[Data entries]
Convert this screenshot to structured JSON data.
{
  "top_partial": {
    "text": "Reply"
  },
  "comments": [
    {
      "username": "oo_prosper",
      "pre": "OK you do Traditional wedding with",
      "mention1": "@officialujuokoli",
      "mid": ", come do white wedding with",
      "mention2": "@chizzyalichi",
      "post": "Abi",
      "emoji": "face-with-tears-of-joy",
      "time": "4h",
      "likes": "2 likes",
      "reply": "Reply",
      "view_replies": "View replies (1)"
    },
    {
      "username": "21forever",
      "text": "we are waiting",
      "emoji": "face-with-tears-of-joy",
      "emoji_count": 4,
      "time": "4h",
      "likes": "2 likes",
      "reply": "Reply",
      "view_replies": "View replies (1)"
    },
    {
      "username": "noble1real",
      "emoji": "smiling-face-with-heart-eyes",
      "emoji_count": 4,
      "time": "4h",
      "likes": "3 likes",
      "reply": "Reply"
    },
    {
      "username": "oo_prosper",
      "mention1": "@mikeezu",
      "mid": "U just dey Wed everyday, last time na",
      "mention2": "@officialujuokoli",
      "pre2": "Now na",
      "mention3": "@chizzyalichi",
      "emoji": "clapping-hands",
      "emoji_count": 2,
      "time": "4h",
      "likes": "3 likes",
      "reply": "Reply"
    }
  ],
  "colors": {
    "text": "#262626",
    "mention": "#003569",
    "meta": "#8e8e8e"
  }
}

§ Problem statement: Each line of the material should be echoed exactly.

§ Result of the exercise:
Convert this screenshot to structured JSON data.
{
  "top_partial": {
    "text": "Reply"
  },
  "comments": [
    {
      "username": "oo_prosper",
      "pre": "OK you do Traditional wedding with",
      "mention1": "@officialujuokoli",
      "mid": ", come do white wedding with",
      "mention2": "@chizzyalichi",
      "post": "Abi",
      "emoji": "face-with-tears-of-joy",
      "time": "4h",
      "likes": "2 likes",
      "reply": "Reply",
      "view_replies": "View replies (1)"
    },
    {
      "username": "21forever",
      "text": "we are waiting",
      "emoji": "face-with-tears-of-joy",
      "emoji_count": 4,
      "time": "4h",
      "likes": "2 likes",
      "reply": "Reply",
      "view_replies": "View replies (1)"
    },
    {
      "username": "noble1real",
      "emoji": "smiling-face-with-heart-eyes",
      "emoji_count": 4,
      "time": "4h",
      "likes": "3 likes",
      "reply": "Reply"
    },
    {
      "username": "oo_prosper",
      "mention1": "@mikeezu",
      "mid": "U just dey Wed everyday, last time na",
      "mention2": "@officialujuokoli",
      "pre2": "Now na",
      "mention3": "@chizzyalichi",
      "emoji": "clapping-hands",
      "emoji_count": 2,
      "time": "4h",
      "likes": "3 likes",
      "reply": "Reply"
    }
  ],
  "colors": {
    "text": "#262626",
    "mention": "#003569",
    "meta": "#8e8e8e"
  }
}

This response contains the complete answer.